(begin)

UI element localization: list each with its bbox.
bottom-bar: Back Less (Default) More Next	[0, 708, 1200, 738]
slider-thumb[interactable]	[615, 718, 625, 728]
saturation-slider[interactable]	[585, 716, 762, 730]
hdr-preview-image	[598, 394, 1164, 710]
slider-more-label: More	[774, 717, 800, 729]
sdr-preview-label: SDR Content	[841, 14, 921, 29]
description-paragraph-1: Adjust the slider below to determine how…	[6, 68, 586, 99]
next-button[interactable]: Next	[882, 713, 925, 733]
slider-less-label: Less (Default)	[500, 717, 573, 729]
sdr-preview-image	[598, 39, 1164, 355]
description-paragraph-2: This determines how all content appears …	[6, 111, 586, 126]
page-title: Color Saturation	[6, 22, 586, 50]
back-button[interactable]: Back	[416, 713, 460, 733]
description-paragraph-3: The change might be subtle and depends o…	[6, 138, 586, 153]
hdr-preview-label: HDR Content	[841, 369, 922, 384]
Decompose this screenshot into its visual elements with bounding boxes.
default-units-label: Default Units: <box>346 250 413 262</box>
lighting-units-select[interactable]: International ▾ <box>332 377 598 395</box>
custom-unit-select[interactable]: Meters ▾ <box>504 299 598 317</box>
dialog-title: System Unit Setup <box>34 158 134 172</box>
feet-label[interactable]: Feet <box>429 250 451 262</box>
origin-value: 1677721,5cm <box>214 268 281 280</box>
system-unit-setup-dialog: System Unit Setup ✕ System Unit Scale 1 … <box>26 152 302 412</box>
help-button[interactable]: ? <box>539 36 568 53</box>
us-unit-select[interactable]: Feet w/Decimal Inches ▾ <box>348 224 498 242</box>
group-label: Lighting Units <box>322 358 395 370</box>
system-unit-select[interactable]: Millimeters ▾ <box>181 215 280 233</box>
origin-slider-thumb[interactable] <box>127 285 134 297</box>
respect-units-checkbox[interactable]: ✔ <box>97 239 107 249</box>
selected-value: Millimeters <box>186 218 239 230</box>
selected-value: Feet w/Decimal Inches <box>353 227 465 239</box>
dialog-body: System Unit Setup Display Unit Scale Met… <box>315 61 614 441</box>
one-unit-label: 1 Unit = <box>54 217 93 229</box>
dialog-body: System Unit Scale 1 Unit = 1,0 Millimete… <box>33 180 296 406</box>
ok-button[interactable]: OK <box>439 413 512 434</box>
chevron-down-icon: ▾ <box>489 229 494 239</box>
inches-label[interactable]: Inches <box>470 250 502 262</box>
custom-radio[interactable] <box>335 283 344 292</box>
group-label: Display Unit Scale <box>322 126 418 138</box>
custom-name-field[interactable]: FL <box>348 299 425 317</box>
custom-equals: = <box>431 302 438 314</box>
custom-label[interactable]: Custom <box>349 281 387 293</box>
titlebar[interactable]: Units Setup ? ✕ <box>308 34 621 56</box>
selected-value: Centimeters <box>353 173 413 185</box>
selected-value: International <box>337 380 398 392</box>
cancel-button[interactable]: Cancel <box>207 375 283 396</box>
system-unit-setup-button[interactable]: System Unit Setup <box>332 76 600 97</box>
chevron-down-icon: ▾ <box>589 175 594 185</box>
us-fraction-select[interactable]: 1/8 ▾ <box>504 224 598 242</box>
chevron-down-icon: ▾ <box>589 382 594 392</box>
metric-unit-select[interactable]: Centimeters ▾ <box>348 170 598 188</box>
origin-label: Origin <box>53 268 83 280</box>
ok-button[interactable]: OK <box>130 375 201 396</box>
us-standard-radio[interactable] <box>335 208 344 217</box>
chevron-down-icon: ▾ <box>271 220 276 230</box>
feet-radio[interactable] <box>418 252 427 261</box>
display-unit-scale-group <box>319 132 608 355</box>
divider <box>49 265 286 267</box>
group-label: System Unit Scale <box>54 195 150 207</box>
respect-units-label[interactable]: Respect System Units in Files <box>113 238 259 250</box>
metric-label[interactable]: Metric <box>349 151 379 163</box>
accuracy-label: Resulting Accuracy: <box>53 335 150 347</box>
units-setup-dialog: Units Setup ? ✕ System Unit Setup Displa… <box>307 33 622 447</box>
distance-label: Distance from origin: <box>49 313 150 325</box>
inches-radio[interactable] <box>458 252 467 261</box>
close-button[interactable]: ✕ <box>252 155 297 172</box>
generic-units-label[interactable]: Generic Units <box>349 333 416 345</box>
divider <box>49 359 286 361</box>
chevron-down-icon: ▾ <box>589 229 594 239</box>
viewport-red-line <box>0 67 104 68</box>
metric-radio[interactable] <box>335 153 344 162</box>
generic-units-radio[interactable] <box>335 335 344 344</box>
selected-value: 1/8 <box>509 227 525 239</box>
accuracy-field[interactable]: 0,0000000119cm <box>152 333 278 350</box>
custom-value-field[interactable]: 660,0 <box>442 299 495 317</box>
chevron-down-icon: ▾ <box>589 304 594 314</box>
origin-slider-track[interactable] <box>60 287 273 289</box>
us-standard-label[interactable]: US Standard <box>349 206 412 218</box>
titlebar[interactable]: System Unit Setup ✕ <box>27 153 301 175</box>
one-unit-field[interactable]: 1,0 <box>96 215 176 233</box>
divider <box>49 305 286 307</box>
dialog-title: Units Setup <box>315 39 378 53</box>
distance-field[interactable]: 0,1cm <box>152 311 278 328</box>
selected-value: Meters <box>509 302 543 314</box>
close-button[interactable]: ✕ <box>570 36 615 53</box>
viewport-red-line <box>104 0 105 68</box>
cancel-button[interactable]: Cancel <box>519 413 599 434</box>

(end)

WHAT YOU HAVE TO DO: Reproduce all of the rows above verbatim, line for line.

THE RESULT:
UI element localization: list each with its bbox.
bottom-bar: Back Less (Default) More Next	[0, 708, 1200, 738]
slider-thumb[interactable]	[615, 718, 625, 728]
saturation-slider[interactable]	[585, 716, 762, 730]
hdr-preview-image	[598, 394, 1164, 710]
slider-more-label: More	[774, 717, 800, 729]
sdr-preview-label: SDR Content	[841, 14, 921, 29]
description-paragraph-1: Adjust the slider below to determine how…	[6, 68, 586, 99]
next-button[interactable]: Next	[882, 713, 925, 733]
slider-less-label: Less (Default)	[500, 717, 573, 729]
sdr-preview-image	[598, 39, 1164, 355]
description-paragraph-2: This determines how all content appears …	[6, 111, 586, 126]
page-title: Color Saturation	[6, 22, 586, 50]
back-button[interactable]: Back	[416, 713, 460, 733]
description-paragraph-3: The change might be subtle and depends o…	[6, 138, 586, 153]
hdr-preview-label: HDR Content	[841, 369, 922, 384]
Decompose this screenshot into its visual elements with bounding boxes.
default-units-label: Default Units: <box>346 250 413 262</box>
lighting-units-select[interactable]: International ▾ <box>332 377 598 395</box>
custom-unit-select[interactable]: Meters ▾ <box>504 299 598 317</box>
dialog-title: System Unit Setup <box>34 158 134 172</box>
feet-label[interactable]: Feet <box>429 250 451 262</box>
origin-value: 1677721,5cm <box>214 268 281 280</box>
system-unit-setup-dialog: System Unit Setup ✕ System Unit Scale 1 … <box>26 152 302 412</box>
help-button[interactable]: ? <box>539 36 568 53</box>
us-unit-select[interactable]: Feet w/Decimal Inches ▾ <box>348 224 498 242</box>
group-label: Lighting Units <box>322 358 395 370</box>
system-unit-select[interactable]: Millimeters ▾ <box>181 215 280 233</box>
origin-slider-thumb[interactable] <box>127 285 134 297</box>
respect-units-checkbox[interactable]: ✔ <box>97 239 107 249</box>
selected-value: Millimeters <box>186 218 239 230</box>
selected-value: Feet w/Decimal Inches <box>353 227 465 239</box>
dialog-body: System Unit Setup Display Unit Scale Met… <box>315 61 614 441</box>
one-unit-label: 1 Unit = <box>54 217 93 229</box>
dialog-body: System Unit Scale 1 Unit = 1,0 Millimete… <box>33 180 296 406</box>
ok-button[interactable]: OK <box>439 413 512 434</box>
chevron-down-icon: ▾ <box>489 229 494 239</box>
inches-label[interactable]: Inches <box>470 250 502 262</box>
custom-radio[interactable] <box>335 283 344 292</box>
group-label: Display Unit Scale <box>322 126 418 138</box>
custom-name-field[interactable]: FL <box>348 299 425 317</box>
custom-equals: = <box>431 302 438 314</box>
custom-label[interactable]: Custom <box>349 281 387 293</box>
titlebar[interactable]: Units Setup ? ✕ <box>308 34 621 56</box>
selected-value: Centimeters <box>353 173 413 185</box>
selected-value: International <box>337 380 398 392</box>
cancel-button[interactable]: Cancel <box>207 375 283 396</box>
system-unit-setup-button[interactable]: System Unit Setup <box>332 76 600 97</box>
chevron-down-icon: ▾ <box>589 175 594 185</box>
us-fraction-select[interactable]: 1/8 ▾ <box>504 224 598 242</box>
chevron-down-icon: ▾ <box>589 382 594 392</box>
metric-unit-select[interactable]: Centimeters ▾ <box>348 170 598 188</box>
origin-label: Origin <box>53 268 83 280</box>
ok-button[interactable]: OK <box>130 375 201 396</box>
us-standard-radio[interactable] <box>335 208 344 217</box>
chevron-down-icon: ▾ <box>271 220 276 230</box>
feet-radio[interactable] <box>418 252 427 261</box>
display-unit-scale-group <box>319 132 608 355</box>
divider <box>49 265 286 267</box>
group-label: System Unit Scale <box>54 195 150 207</box>
respect-units-label[interactable]: Respect System Units in Files <box>113 238 259 250</box>
metric-label[interactable]: Metric <box>349 151 379 163</box>
accuracy-label: Resulting Accuracy: <box>53 335 150 347</box>
units-setup-dialog: Units Setup ? ✕ System Unit Setup Displa… <box>307 33 622 447</box>
distance-label: Distance from origin: <box>49 313 150 325</box>
inches-radio[interactable] <box>458 252 467 261</box>
close-button[interactable]: ✕ <box>252 155 297 172</box>
generic-units-label[interactable]: Generic Units <box>349 333 416 345</box>
divider <box>49 359 286 361</box>
chevron-down-icon: ▾ <box>589 229 594 239</box>
viewport-red-line <box>0 67 104 68</box>
metric-radio[interactable] <box>335 153 344 162</box>
generic-units-radio[interactable] <box>335 335 344 344</box>
selected-value: 1/8 <box>509 227 525 239</box>
accuracy-field[interactable]: 0,0000000119cm <box>152 333 278 350</box>
custom-value-field[interactable]: 660,0 <box>442 299 495 317</box>
chevron-down-icon: ▾ <box>589 304 594 314</box>
origin-slider-track[interactable] <box>60 287 273 289</box>
us-standard-label[interactable]: US Standard <box>349 206 412 218</box>
titlebar[interactable]: System Unit Setup ✕ <box>27 153 301 175</box>
one-unit-field[interactable]: 1,0 <box>96 215 176 233</box>
divider <box>49 305 286 307</box>
dialog-title: Units Setup <box>315 39 378 53</box>
distance-field[interactable]: 0,1cm <box>152 311 278 328</box>
selected-value: Meters <box>509 302 543 314</box>
close-button[interactable]: ✕ <box>570 36 615 53</box>
viewport-red-line <box>104 0 105 68</box>
cancel-button[interactable]: Cancel <box>519 413 599 434</box>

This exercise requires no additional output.